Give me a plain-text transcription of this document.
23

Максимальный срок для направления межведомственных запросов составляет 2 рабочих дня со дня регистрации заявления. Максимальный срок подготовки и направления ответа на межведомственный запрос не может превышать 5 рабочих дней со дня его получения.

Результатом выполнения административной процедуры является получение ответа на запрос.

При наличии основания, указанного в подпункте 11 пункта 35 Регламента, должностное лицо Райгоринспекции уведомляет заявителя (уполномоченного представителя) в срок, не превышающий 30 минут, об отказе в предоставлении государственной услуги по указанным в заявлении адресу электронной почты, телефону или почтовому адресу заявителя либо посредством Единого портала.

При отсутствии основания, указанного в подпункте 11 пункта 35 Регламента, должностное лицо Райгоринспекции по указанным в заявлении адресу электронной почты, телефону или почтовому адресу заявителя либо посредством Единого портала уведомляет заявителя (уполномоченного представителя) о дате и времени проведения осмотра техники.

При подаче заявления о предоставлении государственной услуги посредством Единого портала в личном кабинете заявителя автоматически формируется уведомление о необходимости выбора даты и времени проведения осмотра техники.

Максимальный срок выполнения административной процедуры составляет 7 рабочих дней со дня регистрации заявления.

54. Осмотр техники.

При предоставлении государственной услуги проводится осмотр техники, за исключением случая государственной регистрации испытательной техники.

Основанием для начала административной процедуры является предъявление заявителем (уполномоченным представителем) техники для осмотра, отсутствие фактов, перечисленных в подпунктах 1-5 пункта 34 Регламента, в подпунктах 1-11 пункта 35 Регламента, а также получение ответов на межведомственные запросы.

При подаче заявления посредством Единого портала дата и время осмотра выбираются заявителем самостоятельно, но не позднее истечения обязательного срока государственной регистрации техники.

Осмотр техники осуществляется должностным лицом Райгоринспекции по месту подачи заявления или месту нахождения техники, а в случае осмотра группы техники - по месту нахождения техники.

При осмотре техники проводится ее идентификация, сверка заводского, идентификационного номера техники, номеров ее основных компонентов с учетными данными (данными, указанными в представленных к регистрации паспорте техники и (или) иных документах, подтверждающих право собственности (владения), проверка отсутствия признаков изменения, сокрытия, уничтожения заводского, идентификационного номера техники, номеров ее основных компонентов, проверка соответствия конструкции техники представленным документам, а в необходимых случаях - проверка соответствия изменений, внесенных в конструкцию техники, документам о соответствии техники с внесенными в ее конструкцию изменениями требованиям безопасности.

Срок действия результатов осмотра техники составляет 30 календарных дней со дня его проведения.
++++++++++++++++++++
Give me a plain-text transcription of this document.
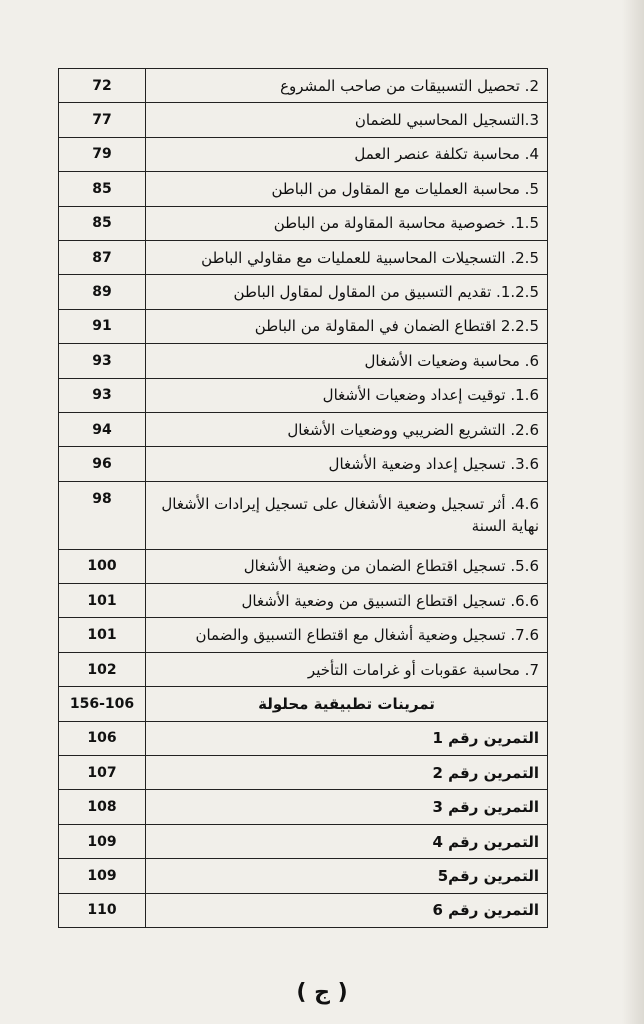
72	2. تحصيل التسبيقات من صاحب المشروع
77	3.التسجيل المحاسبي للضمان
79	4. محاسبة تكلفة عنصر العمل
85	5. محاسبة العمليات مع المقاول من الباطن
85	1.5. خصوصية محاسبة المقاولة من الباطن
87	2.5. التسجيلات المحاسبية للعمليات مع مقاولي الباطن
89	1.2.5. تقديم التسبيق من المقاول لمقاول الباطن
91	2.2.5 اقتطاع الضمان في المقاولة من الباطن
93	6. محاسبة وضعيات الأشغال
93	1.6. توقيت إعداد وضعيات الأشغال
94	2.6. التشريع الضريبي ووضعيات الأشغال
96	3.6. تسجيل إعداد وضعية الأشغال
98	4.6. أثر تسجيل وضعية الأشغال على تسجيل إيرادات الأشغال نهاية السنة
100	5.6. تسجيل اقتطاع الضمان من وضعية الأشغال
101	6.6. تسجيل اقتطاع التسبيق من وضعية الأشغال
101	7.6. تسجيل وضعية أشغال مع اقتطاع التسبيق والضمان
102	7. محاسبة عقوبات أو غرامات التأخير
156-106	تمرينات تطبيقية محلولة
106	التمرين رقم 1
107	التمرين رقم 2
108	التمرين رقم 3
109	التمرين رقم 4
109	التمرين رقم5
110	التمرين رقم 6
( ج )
++++++++++++++++++++
- **Task description**
Show each line in the entries that holds the string "الأشغال".

- **Exercise result**
93	6. محاسبة وضعيات الأشغال
93	1.6. توقيت إعداد وضعيات الأشغال
94	2.6. التشريع الضريبي ووضعيات الأشغال
96	3.6. تسجيل إعداد وضعية الأشغال
98	4.6. أثر تسجيل وضعية الأشغال على تسجيل إيرادات الأشغال نهاية السنة
100	5.6. تسجيل اقتطاع الضمان من وضعية الأشغال
101	6.6. تسجيل اقتطاع التسبيق من وضعية الأشغال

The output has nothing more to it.